▶ **YOUR GOAL**
Copy the stretch of the divorce article from "Not Reading Your" through "enshrined your settlement.", substituting "lawyer" for every "attorney".

▶ **PASSAGE**
§ §
Divorce is by nature a messy process, and it’s common to make mistakes.

Some are small (forgetting that one dinky investing account), and some are big (not addressing a major issue like taxes thoroughly in your decree).

If you are wrapping up a divorce, you may find that mistakes were made.

Below I’ll outline the most common mistakes I see and guide you in how to address them.

Not Reading Your Divorce Decree

By the time your decree was finally drafted, you may have been so sick of the process that you just signed it without reading it. Granted, your attorney will have reviewed it — but they are human, and they can err.

If you haven’t read your decree, sit down right now, pen in hand, and read it.

Underline or highlight anything you don’t understand. Then get in touch with your attorney and start asking questions.

Your Divorce Decree is a legally binding document, and you want to be sure you understand all your rights and responsibilities.

You also want to be sure that you receive all assets due to you, and the best way to make sure of this is to read the document that enshrined your settlement.

Read: Top 10 Mistakes to Avoid in Your Divorce


Failing to Understand Your Divorce Decree (And Not Speaking Up)

Maybe you read your decree, but it was written in such a way that it was hard to understand…so you signed it anyway. The fix is the same.

Grab a pen, grab your decree, read it, and mark all the parts you don’t understand. Then, call your attorney and ask your questions.

Once again, your Divorce Decree is a legally binding document.

It enshrines your settlement agreement, and if there are sections you don’t understand, you may find yourself in violation of court order, paying taxes you don’t owe, or losing out on assets that should be yours.

Read: How to Hire a Divorce Lawyer


Failing to Consider Taxes in Your Settlement Agreement

Speaking of taxes, if you didn’t consider the tax consequences of your settlement agreement, you need to do some damage control.
§ §
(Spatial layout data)
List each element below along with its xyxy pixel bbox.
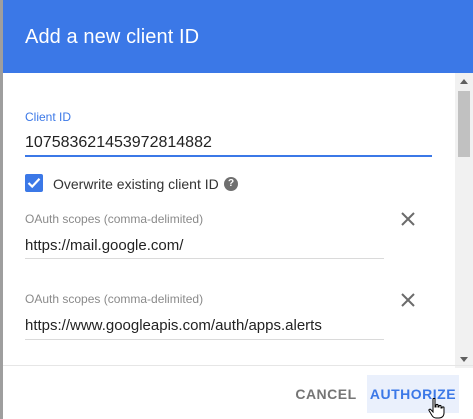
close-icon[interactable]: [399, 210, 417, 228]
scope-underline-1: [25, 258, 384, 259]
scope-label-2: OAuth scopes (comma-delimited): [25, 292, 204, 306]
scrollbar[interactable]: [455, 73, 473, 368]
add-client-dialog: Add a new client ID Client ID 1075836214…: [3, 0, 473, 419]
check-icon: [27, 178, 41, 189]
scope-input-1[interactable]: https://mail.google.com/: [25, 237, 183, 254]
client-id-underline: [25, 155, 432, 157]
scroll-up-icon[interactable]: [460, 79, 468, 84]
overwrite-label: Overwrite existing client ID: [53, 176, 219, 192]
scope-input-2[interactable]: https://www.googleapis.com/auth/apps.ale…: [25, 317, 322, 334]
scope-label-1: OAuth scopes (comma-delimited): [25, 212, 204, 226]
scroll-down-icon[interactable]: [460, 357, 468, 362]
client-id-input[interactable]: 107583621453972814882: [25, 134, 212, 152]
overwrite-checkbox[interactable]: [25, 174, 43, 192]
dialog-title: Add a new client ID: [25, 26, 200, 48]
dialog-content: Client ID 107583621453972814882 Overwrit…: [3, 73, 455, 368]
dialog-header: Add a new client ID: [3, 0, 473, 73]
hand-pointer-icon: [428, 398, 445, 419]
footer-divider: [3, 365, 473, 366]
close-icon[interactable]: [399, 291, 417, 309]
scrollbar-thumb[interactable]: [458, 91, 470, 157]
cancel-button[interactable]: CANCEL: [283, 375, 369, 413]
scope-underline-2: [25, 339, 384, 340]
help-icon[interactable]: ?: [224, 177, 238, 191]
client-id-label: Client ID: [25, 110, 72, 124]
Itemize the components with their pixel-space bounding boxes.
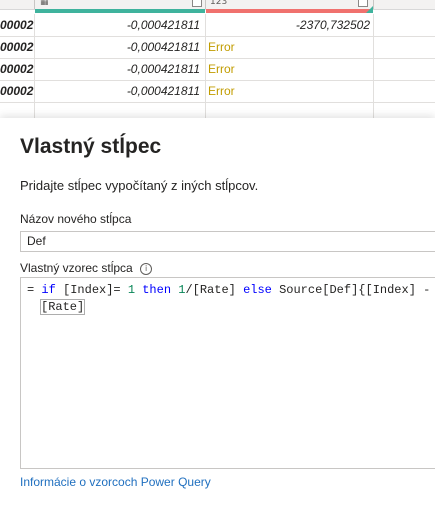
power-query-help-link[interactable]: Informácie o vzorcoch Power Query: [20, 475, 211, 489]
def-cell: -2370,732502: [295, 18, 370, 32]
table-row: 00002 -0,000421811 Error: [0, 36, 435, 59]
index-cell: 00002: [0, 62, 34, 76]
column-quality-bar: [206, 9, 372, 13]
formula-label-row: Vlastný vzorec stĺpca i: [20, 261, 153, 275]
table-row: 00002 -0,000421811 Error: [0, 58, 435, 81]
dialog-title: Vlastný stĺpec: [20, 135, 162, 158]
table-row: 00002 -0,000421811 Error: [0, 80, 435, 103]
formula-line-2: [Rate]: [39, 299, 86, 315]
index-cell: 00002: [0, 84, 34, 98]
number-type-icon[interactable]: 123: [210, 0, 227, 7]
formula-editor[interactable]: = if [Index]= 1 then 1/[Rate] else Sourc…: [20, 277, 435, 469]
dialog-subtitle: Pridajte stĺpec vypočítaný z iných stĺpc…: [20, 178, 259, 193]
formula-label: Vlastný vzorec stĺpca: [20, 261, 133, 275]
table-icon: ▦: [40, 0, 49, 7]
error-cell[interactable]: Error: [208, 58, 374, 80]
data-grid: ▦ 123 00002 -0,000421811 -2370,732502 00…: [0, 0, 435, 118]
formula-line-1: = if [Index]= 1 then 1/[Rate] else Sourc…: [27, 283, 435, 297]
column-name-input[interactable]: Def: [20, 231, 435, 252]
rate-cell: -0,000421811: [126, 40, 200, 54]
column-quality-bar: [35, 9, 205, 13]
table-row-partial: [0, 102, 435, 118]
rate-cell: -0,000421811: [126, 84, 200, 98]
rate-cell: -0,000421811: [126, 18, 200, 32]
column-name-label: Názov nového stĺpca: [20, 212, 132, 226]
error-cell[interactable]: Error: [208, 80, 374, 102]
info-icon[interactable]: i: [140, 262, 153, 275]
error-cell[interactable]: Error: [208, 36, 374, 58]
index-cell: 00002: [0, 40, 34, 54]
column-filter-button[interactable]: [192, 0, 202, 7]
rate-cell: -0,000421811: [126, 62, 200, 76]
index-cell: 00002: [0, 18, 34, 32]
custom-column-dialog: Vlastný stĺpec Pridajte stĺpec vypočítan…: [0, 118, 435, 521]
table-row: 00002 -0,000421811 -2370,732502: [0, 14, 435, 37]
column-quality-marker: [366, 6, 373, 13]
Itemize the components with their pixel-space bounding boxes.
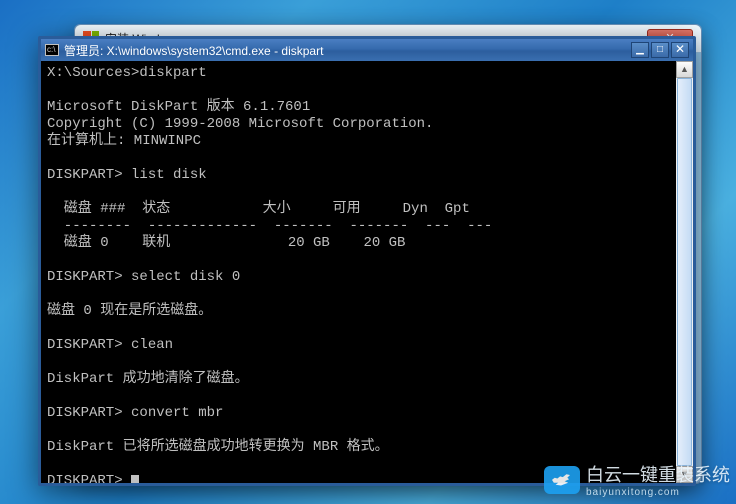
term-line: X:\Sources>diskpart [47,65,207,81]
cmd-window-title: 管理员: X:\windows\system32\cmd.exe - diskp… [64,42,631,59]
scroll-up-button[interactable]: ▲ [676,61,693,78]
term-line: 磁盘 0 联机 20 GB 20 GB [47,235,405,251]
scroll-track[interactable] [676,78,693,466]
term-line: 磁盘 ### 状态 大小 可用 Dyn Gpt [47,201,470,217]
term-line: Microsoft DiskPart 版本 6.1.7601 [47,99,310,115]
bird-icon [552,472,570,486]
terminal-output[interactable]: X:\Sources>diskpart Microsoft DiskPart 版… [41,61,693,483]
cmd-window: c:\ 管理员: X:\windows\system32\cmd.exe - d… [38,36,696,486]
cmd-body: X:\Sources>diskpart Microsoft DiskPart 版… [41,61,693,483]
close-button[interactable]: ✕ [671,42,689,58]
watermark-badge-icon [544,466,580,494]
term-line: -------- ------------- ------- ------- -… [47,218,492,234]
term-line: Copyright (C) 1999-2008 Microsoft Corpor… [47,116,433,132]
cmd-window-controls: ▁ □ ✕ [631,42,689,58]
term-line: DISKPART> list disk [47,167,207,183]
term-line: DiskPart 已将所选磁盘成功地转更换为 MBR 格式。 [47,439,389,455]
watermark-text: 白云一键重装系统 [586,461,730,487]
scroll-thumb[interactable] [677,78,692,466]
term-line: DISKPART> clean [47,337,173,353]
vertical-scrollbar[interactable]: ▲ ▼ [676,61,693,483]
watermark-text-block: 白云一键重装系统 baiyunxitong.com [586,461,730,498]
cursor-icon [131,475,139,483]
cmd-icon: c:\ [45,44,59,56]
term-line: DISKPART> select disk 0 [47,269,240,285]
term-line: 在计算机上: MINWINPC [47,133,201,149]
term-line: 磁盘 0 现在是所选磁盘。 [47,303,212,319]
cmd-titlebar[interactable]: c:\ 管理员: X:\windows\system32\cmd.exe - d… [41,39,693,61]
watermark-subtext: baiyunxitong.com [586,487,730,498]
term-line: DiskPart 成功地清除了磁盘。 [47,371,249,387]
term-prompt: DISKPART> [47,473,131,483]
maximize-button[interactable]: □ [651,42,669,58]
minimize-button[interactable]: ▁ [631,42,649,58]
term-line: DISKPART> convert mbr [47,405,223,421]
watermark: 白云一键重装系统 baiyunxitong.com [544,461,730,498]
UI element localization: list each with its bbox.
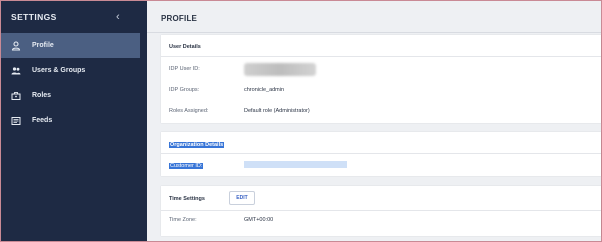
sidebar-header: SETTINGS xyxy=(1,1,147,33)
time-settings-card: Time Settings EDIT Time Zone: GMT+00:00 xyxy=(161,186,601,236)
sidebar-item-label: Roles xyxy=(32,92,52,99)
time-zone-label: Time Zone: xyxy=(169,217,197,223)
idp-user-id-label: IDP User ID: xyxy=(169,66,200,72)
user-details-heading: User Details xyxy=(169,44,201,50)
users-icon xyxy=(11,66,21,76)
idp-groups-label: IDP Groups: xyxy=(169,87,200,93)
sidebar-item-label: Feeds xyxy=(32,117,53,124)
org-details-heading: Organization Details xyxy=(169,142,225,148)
§ §
▶ **ANSWER TO THIS TASK**
Not Reading Your Divorce Decree

By the time your decree was finally drafted, you may have been so sick of the process that you just signed it without reading it. Granted, your lawyer will have reviewed it — but they are human, and they can err.

If you haven’t read your decree, sit down right now, pen in hand, and read it.

Underline or highlight anything you don’t understand. Then get in touch with your lawyer and start asking questions.

Your Divorce Decree is a legally binding document, and you want to be sure you understand all your rights and responsibilities.

You also want to be sure that you receive all assets due to you, and the best way to make sure of this is to read the document that enshrined your settlement.